Without the pictures, write out all the lines below exactly as they appear.

Figure contents as structured data:
(begin)
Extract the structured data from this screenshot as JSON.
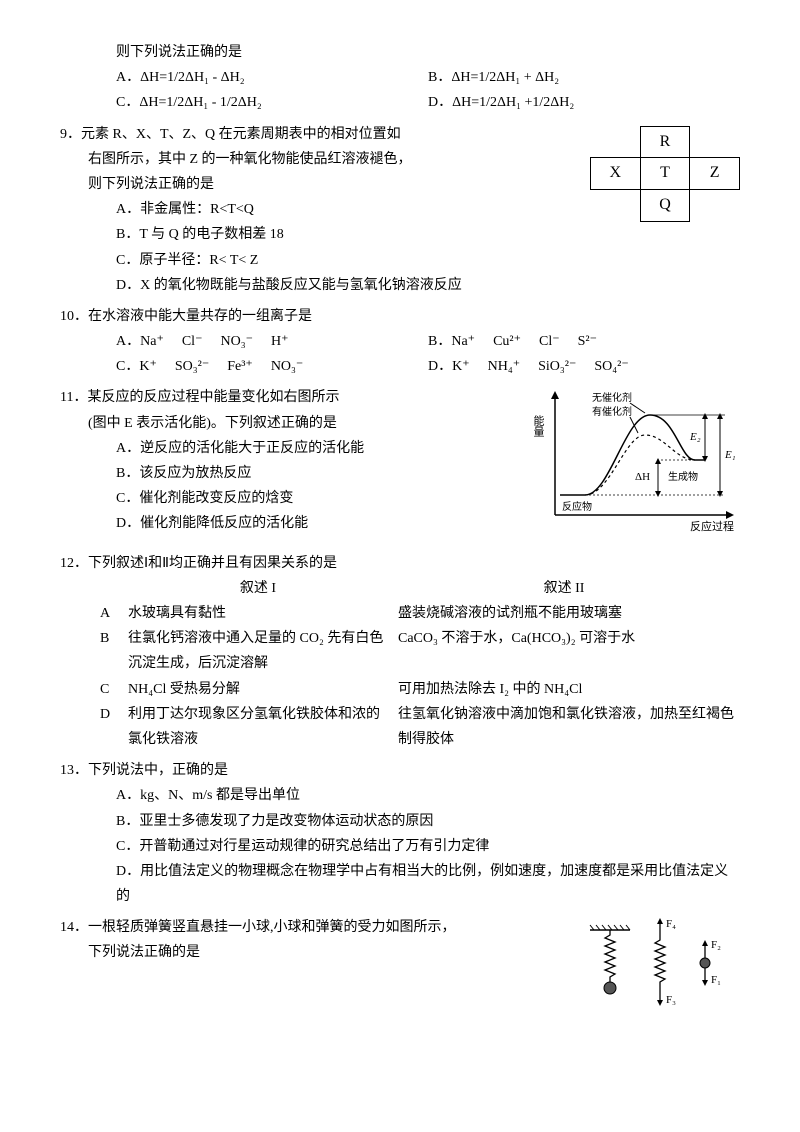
{
  "q8": {
    "cont_stem": "则下列说法正确的是",
    "A": "A．ΔH=1/2ΔH₁ - ΔH₂",
    "B": "B．ΔH=1/2ΔH₁ + ΔH₂",
    "C": "C．ΔH=1/2ΔH₁ - 1/2ΔH₂",
    "D": "D．ΔH=1/2ΔH₁ +1/2ΔH₂"
  },
  "q9": {
    "num": "9．",
    "stem1": "元素 R、X、T、Z、Q 在元素周期表中的相对位置如",
    "stem2": "右图所示，其中 Z 的一种氧化物能使品红溶液褪色，",
    "stem3": "则下列说法正确的是",
    "A": "A．非金属性：R<T<Q",
    "B": "B．T 与 Q 的电子数相差 18",
    "C": "C．原子半径：R< T< Z",
    "D": "D．X 的氧化物既能与盐酸反应又能与氢氧化钠溶液反应",
    "table": {
      "R": "R",
      "X": "X",
      "T": "T",
      "Z": "Z",
      "Q": "Q"
    }
  },
  "q10": {
    "num": "10．",
    "stem": "在水溶液中能大量共存的一组离子是",
    "A": {
      "label": "A．",
      "ions": [
        "Na⁺",
        "Cl⁻",
        "NO₃⁻",
        "H⁺"
      ]
    },
    "B": {
      "label": "B．",
      "ions": [
        "Na⁺",
        "Cu²⁺",
        "Cl⁻",
        "S²⁻"
      ]
    },
    "C": {
      "label": "C．",
      "ions": [
        "K⁺",
        "SO₃²⁻",
        "Fe³⁺",
        "NO₃⁻"
      ]
    },
    "D": {
      "label": "D．",
      "ions": [
        "K⁺",
        "NH₄⁺",
        "SiO₃²⁻",
        "SO₄²⁻"
      ]
    }
  },
  "q11": {
    "num": "11．",
    "stem1": "某反应的反应过程中能量变化如右图所示",
    "stem2": "(图中 E 表示活化能)。下列叙述正确的是",
    "A": "A．逆反应的活化能大于正反应的活化能",
    "B": "B．该反应为放热反应",
    "C": "C．催化剂能改变反应的焓变",
    "D": "D．催化剂能降低反应的活化能",
    "diagram": {
      "ylabel": "能量",
      "xlabel": "反应过程",
      "no_cat": "无催化剂",
      "with_cat": "有催化剂",
      "reactant": "反应物",
      "product": "生成物",
      "dH": "ΔH",
      "E1": "E₁",
      "E2": "E₂",
      "stroke": "#000000",
      "bg": "#ffffff",
      "fontsize": 11
    }
  },
  "q12": {
    "num": "12．",
    "stem": "下列叙述Ⅰ和Ⅱ均正确并且有因果关系的是",
    "head1": "叙述 I",
    "head2": "叙述 II",
    "rows": [
      {
        "k": "A",
        "s1": "水玻璃具有黏性",
        "s2": "盛装烧碱溶液的试剂瓶不能用玻璃塞"
      },
      {
        "k": "B",
        "s1": "往氯化钙溶液中通入足量的 CO₂ 先有白色沉淀生成，后沉淀溶解",
        "s2": "CaCO₃ 不溶于水，Ca(HCO₃)₂ 可溶于水"
      },
      {
        "k": "C",
        "s1": "NH₄Cl 受热易分解",
        "s2": "可用加热法除去 I₂ 中的 NH₄Cl"
      },
      {
        "k": "D",
        "s1": "利用丁达尔现象区分氢氧化铁胶体和浓的氯化铁溶液",
        "s2": "往氢氧化钠溶液中滴加饱和氯化铁溶液，加热至红褐色制得胶体"
      }
    ]
  },
  "q13": {
    "num": "13．",
    "stem": "下列说法中，正确的是",
    "A": "A．kg、N、m/s 都是导出单位",
    "B": "B．亚里士多德发现了力是改变物体运动状态的原因",
    "C": "C．开普勒通过对行星运动规律的研究总结出了万有引力定律",
    "D": "D．用比值法定义的物理概念在物理学中占有相当大的比例，例如速度，加速度都是采用比值法定义的"
  },
  "q14": {
    "num": "14．",
    "stem1": "一根轻质弹簧竖直悬挂一小球,小球和弹簧的受力如图所示，",
    "stem2": "下列说法正确的是",
    "diagram": {
      "F1": "F₁",
      "F2": "F₂",
      "F3": "F₃",
      "F4": "F₄",
      "stroke": "#000000"
    }
  }
}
(end)
**Correct response**:
Extract the structured data from this screenshot as JSON.
{
  "q8": {
    "cont_stem": "则下列说法正确的是",
    "A": "A．ΔH=1/2ΔH₁ - ΔH₂",
    "B": "B．ΔH=1/2ΔH₁ + ΔH₂",
    "C": "C．ΔH=1/2ΔH₁ - 1/2ΔH₂",
    "D": "D．ΔH=1/2ΔH₁ +1/2ΔH₂"
  },
  "q9": {
    "num": "9．",
    "stem1": "元素 R、X、T、Z、Q 在元素周期表中的相对位置如",
    "stem2": "右图所示，其中 Z 的一种氧化物能使品红溶液褪色，",
    "stem3": "则下列说法正确的是",
    "A": "A．非金属性：R<T<Q",
    "B": "B．T 与 Q 的电子数相差 18",
    "C": "C．原子半径：R< T< Z",
    "D": "D．X 的氧化物既能与盐酸反应又能与氢氧化钠溶液反应",
    "table": {
      "R": "R",
      "X": "X",
      "T": "T",
      "Z": "Z",
      "Q": "Q"
    }
  },
  "q10": {
    "num": "10．",
    "stem": "在水溶液中能大量共存的一组离子是",
    "A": {
      "label": "A．",
      "ions": [
        "Na⁺",
        "Cl⁻",
        "NO₃⁻",
        "H⁺"
      ]
    },
    "B": {
      "label": "B．",
      "ions": [
        "Na⁺",
        "Cu²⁺",
        "Cl⁻",
        "S²⁻"
      ]
    },
    "C": {
      "label": "C．",
      "ions": [
        "K⁺",
        "SO₃²⁻",
        "Fe³⁺",
        "NO₃⁻"
      ]
    },
    "D": {
      "label": "D．",
      "ions": [
        "K⁺",
        "NH₄⁺",
        "SiO₃²⁻",
        "SO₄²⁻"
      ]
    }
  },
  "q11": {
    "num": "11．",
    "stem1": "某反应的反应过程中能量变化如右图所示",
    "stem2": "(图中 E 表示活化能)。下列叙述正确的是",
    "A": "A．逆反应的活化能大于正反应的活化能",
    "B": "B．该反应为放热反应",
    "C": "C．催化剂能改变反应的焓变",
    "D": "D．催化剂能降低反应的活化能",
    "diagram": {
      "ylabel": "能量",
      "xlabel": "反应过程",
      "no_cat": "无催化剂",
      "with_cat": "有催化剂",
      "reactant": "反应物",
      "product": "生成物",
      "dH": "ΔH",
      "E1": "E₁",
      "E2": "E₂",
      "stroke": "#000000",
      "bg": "#ffffff",
      "fontsize": 11
    }
  },
  "q12": {
    "num": "12．",
    "stem": "下列叙述Ⅰ和Ⅱ均正确并且有因果关系的是",
    "head1": "叙述 I",
    "head2": "叙述 II",
    "rows": [
      {
        "k": "A",
        "s1": "水玻璃具有黏性",
        "s2": "盛装烧碱溶液的试剂瓶不能用玻璃塞"
      },
      {
        "k": "B",
        "s1": "往氯化钙溶液中通入足量的 CO₂ 先有白色沉淀生成，后沉淀溶解",
        "s2": "CaCO₃ 不溶于水，Ca(HCO₃)₂ 可溶于水"
      },
      {
        "k": "C",
        "s1": "NH₄Cl 受热易分解",
        "s2": "可用加热法除去 I₂ 中的 NH₄Cl"
      },
      {
        "k": "D",
        "s1": "利用丁达尔现象区分氢氧化铁胶体和浓的氯化铁溶液",
        "s2": "往氢氧化钠溶液中滴加饱和氯化铁溶液，加热至红褐色制得胶体"
      }
    ]
  },
  "q13": {
    "num": "13．",
    "stem": "下列说法中，正确的是",
    "A": "A．kg、N、m/s 都是导出单位",
    "B": "B．亚里士多德发现了力是改变物体运动状态的原因",
    "C": "C．开普勒通过对行星运动规律的研究总结出了万有引力定律",
    "D": "D．用比值法定义的物理概念在物理学中占有相当大的比例，例如速度，加速度都是采用比值法定义的"
  },
  "q14": {
    "num": "14．",
    "stem1": "一根轻质弹簧竖直悬挂一小球,小球和弹簧的受力如图所示，",
    "stem2": "下列说法正确的是",
    "diagram": {
      "F1": "F₁",
      "F2": "F₂",
      "F3": "F₃",
      "F4": "F₄",
      "stroke": "#000000"
    }
  }
}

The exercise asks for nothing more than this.